• Items:
◆ ◆ ◆ ◆ ◆

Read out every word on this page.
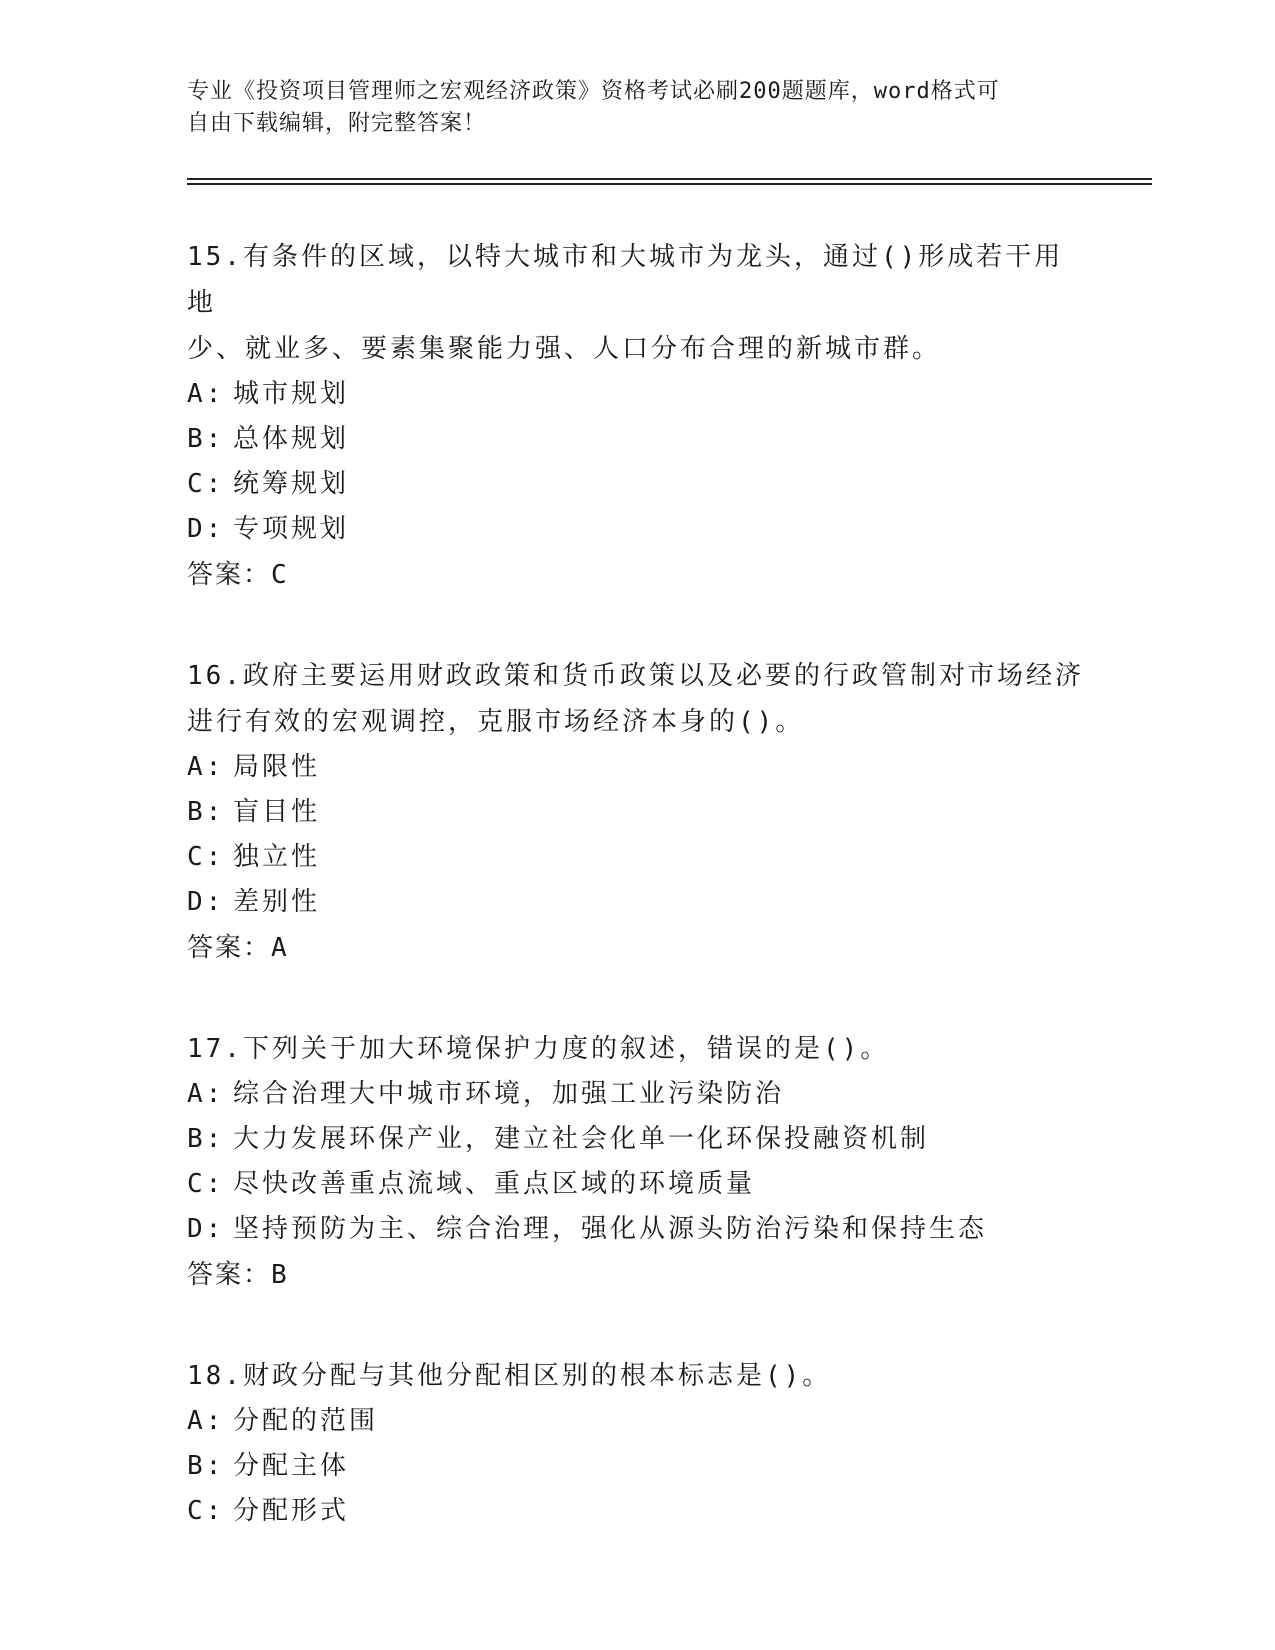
专业《投资项目管理师之宏观经济政策》资格考试必刷200题题库，word格式可
自由下载编辑，附完整答案！
15.有条件的区域，以特大城市和大城市为龙头，通过()形成若干用地
少、就业多、要素集聚能力强、人口分布合理的新城市群。
A: 城市规划
B: 总体规划
C: 统筹规划
D: 专项规划
答案：C
16.政府主要运用财政政策和货币政策以及必要的行政管制对市场经济
进行有效的宏观调控，克服市场经济本身的()。
A: 局限性
B: 盲目性
C: 独立性
D: 差别性
答案：A
17.下列关于加大环境保护力度的叙述，错误的是()。
A: 综合治理大中城市环境，加强工业污染防治
B: 大力发展环保产业，建立社会化单一化环保投融资机制
C: 尽快改善重点流域、重点区域的环境质量
D: 坚持预防为主、综合治理，强化从源头防治污染和保持生态
答案：B
18.财政分配与其他分配相区别的根本标志是()。
A: 分配的范围
B: 分配主体
C: 分配形式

◆ ◆ ◆ ◆ ◆

Copy out the entries verbatim and leave the images out.

• Reply:
Read out every word on this page.
专业《投资项目管理师之宏观经济政策》资格考试必刷200题题库，word格式可
自由下载编辑，附完整答案！
15.有条件的区域，以特大城市和大城市为龙头，通过()形成若干用地
少、就业多、要素集聚能力强、人口分布合理的新城市群。
A: 城市规划
B: 总体规划
C: 统筹规划
D: 专项规划
答案：C
16.政府主要运用财政政策和货币政策以及必要的行政管制对市场经济
进行有效的宏观调控，克服市场经济本身的()。
A: 局限性
B: 盲目性
C: 独立性
D: 差别性
答案：A
17.下列关于加大环境保护力度的叙述，错误的是()。
A: 综合治理大中城市环境，加强工业污染防治
B: 大力发展环保产业，建立社会化单一化环保投融资机制
C: 尽快改善重点流域、重点区域的环境质量
D: 坚持预防为主、综合治理，强化从源头防治污染和保持生态
答案：B
18.财政分配与其他分配相区别的根本标志是()。
A: 分配的范围
B: 分配主体
C: 分配形式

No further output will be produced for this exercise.